§ Exercise brief: Quote the whole listing word for word, please.

---------- Stored rows

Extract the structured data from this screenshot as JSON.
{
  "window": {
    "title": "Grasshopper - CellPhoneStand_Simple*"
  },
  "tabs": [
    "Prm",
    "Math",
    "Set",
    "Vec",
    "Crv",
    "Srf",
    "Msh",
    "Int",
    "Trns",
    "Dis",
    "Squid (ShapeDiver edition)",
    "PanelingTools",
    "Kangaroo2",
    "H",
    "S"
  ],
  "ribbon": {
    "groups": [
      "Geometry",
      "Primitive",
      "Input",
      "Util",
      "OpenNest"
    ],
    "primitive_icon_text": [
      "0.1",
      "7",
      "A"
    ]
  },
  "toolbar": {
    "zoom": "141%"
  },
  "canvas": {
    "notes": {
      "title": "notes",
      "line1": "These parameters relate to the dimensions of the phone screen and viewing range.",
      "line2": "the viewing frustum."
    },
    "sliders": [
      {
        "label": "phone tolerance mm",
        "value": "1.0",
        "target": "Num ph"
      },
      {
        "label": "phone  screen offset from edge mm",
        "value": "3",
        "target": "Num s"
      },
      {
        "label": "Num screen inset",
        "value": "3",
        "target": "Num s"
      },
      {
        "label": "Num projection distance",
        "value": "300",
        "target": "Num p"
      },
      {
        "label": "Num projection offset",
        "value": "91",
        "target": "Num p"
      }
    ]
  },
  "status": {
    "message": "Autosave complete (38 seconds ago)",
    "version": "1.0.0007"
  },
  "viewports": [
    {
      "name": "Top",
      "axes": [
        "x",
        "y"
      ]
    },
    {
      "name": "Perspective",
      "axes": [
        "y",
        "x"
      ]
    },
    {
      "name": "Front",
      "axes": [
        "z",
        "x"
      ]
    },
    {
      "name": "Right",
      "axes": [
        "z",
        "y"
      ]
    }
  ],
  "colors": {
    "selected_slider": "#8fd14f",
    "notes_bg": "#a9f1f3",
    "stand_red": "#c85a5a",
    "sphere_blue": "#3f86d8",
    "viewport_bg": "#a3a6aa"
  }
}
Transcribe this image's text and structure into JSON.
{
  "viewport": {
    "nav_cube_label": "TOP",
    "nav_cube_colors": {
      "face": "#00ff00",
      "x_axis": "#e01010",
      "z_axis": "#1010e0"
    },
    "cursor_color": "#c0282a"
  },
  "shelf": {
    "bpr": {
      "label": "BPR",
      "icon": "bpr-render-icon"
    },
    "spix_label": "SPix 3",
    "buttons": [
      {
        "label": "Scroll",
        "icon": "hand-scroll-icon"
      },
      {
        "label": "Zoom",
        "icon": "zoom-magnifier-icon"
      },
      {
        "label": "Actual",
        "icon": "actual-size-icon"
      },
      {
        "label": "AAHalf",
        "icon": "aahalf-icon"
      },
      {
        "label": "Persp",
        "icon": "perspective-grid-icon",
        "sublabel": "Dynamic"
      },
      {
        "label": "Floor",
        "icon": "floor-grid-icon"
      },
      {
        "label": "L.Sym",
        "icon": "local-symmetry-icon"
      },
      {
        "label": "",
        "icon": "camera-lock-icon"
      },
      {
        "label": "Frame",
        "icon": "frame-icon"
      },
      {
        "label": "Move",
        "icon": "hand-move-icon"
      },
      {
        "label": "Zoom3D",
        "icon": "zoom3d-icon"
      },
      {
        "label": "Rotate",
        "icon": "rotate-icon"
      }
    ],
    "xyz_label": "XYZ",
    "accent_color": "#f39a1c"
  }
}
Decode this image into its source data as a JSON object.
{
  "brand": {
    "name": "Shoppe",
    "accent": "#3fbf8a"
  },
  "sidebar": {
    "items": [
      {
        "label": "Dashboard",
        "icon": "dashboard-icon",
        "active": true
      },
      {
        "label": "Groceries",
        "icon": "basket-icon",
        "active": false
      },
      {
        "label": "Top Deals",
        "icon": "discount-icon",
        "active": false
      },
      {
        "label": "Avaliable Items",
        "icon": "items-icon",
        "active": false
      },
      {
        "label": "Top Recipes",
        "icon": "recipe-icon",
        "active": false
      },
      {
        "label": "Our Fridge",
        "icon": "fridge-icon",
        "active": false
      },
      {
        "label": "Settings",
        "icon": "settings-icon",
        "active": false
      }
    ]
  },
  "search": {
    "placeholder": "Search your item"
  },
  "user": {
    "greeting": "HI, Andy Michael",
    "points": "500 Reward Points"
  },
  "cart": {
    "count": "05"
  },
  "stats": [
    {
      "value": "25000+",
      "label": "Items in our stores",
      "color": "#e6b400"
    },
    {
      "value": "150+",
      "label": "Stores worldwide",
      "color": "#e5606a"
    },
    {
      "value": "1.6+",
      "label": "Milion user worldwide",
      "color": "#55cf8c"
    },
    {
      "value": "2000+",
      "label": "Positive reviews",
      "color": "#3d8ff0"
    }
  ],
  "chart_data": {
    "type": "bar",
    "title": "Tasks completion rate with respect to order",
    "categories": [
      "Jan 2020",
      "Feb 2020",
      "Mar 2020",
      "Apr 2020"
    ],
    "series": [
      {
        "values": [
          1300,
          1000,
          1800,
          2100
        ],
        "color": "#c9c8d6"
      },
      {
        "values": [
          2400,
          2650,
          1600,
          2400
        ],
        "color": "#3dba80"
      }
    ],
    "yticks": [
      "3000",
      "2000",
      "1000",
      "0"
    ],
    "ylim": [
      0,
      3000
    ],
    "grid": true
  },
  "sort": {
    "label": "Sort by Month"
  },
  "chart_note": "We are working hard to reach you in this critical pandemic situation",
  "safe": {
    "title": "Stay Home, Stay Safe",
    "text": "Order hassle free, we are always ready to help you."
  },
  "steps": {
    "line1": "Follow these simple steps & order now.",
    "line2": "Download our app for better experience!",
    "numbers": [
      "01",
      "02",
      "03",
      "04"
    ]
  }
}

--------------------

§ Finished exercise:
Extract the structured data from this screenshot as JSON.
{
  "window": {
    "title": "Grasshopper - CellPhoneStand_Simple*"
  },
  "tabs": [
    "Prm",
    "Math",
    "Set",
    "Vec",
    "Crv",
    "Srf",
    "Msh",
    "Int",
    "Trns",
    "Dis",
    "Squid (ShapeDiver edition)",
    "PanelingTools",
    "Kangaroo2",
    "H",
    "S"
  ],
  "ribbon": {
    "groups": [
      "Geometry",
      "Primitive",
      "Input",
      "Util",
      "OpenNest"
    ],
    "primitive_icon_text": [
      "0.1",
      "7",
      "A"
    ]
  },
  "toolbar": {
    "zoom": "141%"
  },
  "canvas": {
    "notes": {
      "title": "notes",
      "line1": "These parameters relate to the dimensions of the phone screen and viewing range.",
      "line2": "the viewing frustum."
    },
    "sliders": [
      {
        "label": "phone tolerance mm",
        "value": "1.0",
        "target": "Num ph"
      },
      {
        "label": "phone  screen offset from edge mm",
        "value": "3",
        "target": "Num s"
      },
      {
        "label": "Num screen inset",
        "value": "3",
        "target": "Num s"
      },
      {
        "label": "Num projection distance",
        "value": "300",
        "target": "Num p"
      },
      {
        "label": "Num projection offset",
        "value": "91",
        "target": "Num p"
      }
    ]
  },
  "status": {
    "message": "Autosave complete (38 seconds ago)",
    "version": "1.0.0007"
  },
  "viewports": [
    {
      "name": "Top",
      "axes": [
        "x",
        "y"
      ]
    },
    {
      "name": "Perspective",
      "axes": [
        "y",
        "x"
      ]
    },
    {
      "name": "Front",
      "axes": [
        "z",
        "x"
      ]
    },
    {
      "name": "Right",
      "axes": [
        "z",
        "y"
      ]
    }
  ],
  "colors": {
    "selected_slider": "#8fd14f",
    "notes_bg": "#a9f1f3",
    "stand_red": "#c85a5a",
    "sphere_blue": "#3f86d8",
    "viewport_bg": "#a3a6aa"
  }
}
Transcribe this image's text and structure into JSON.
{
  "viewport": {
    "nav_cube_label": "TOP",
    "nav_cube_colors": {
      "face": "#00ff00",
      "x_axis": "#e01010",
      "z_axis": "#1010e0"
    },
    "cursor_color": "#c0282a"
  },
  "shelf": {
    "bpr": {
      "label": "BPR",
      "icon": "bpr-render-icon"
    },
    "spix_label": "SPix 3",
    "buttons": [
      {
        "label": "Scroll",
        "icon": "hand-scroll-icon"
      },
      {
        "label": "Zoom",
        "icon": "zoom-magnifier-icon"
      },
      {
        "label": "Actual",
        "icon": "actual-size-icon"
      },
      {
        "label": "AAHalf",
        "icon": "aahalf-icon"
      },
      {
        "label": "Persp",
        "icon": "perspective-grid-icon",
        "sublabel": "Dynamic"
      },
      {
        "label": "Floor",
        "icon": "floor-grid-icon"
      },
      {
        "label": "L.Sym",
        "icon": "local-symmetry-icon"
      },
      {
        "label": "",
        "icon": "camera-lock-icon"
      },
      {
        "label": "Frame",
        "icon": "frame-icon"
      },
      {
        "label": "Move",
        "icon": "hand-move-icon"
      },
      {
        "label": "Zoom3D",
        "icon": "zoom3d-icon"
      },
      {
        "label": "Rotate",
        "icon": "rotate-icon"
      }
    ],
    "xyz_label": "XYZ",
    "accent_color": "#f39a1c"
  }
}
Decode this image into its source data as a JSON object.
{
  "brand": {
    "name": "Shoppe",
    "accent": "#3fbf8a"
  },
  "sidebar": {
    "items": [
      {
        "label": "Dashboard",
        "icon": "dashboard-icon",
        "active": true
      },
      {
        "label": "Groceries",
        "icon": "basket-icon",
        "active": false
      },
      {
        "label": "Top Deals",
        "icon": "discount-icon",
        "active": false
      },
      {
        "label": "Avaliable Items",
        "icon": "items-icon",
        "active": false
      },
      {
        "label": "Top Recipes",
        "icon": "recipe-icon",
        "active": false
      },
      {
        "label": "Our Fridge",
        "icon": "fridge-icon",
        "active": false
      },
      {
        "label": "Settings",
        "icon": "settings-icon",
        "active": false
      }
    ]
  },
  "search": {
    "placeholder": "Search your item"
  },
  "user": {
    "greeting": "HI, Andy Michael",
    "points": "500 Reward Points"
  },
  "cart": {
    "count": "05"
  },
  "stats": [
    {
      "value": "25000+",
      "label": "Items in our stores",
      "color": "#e6b400"
    },
    {
      "value": "150+",
      "label": "Stores worldwide",
      "color": "#e5606a"
    },
    {
      "value": "1.6+",
      "label": "Milion user worldwide",
      "color": "#55cf8c"
    },
    {
      "value": "2000+",
      "label": "Positive reviews",
      "color": "#3d8ff0"
    }
  ],
  "chart_data": {
    "type": "bar",
    "title": "Tasks completion rate with respect to order",
    "categories": [
      "Jan 2020",
      "Feb 2020",
      "Mar 2020",
      "Apr 2020"
    ],
    "series": [
      {
        "values": [
          1300,
          1000,
          1800,
          2100
        ],
        "color": "#c9c8d6"
      },
      {
        "values": [
          2400,
          2650,
          1600,
          2400
        ],
        "color": "#3dba80"
      }
    ],
    "yticks": [
      "3000",
      "2000",
      "1000",
      "0"
    ],
    "ylim": [
      0,
      3000
    ],
    "grid": true
  },
  "sort": {
    "label": "Sort by Month"
  },
  "chart_note": "We are working hard to reach you in this critical pandemic situation",
  "safe": {
    "title": "Stay Home, Stay Safe",
    "text": "Order hassle free, we are always ready to help you."
  },
  "steps": {
    "line1": "Follow these simple steps & order now.",
    "line2": "Download our app for better experience!",
    "numbers": [
      "01",
      "02",
      "03",
      "04"
    ]
  }
}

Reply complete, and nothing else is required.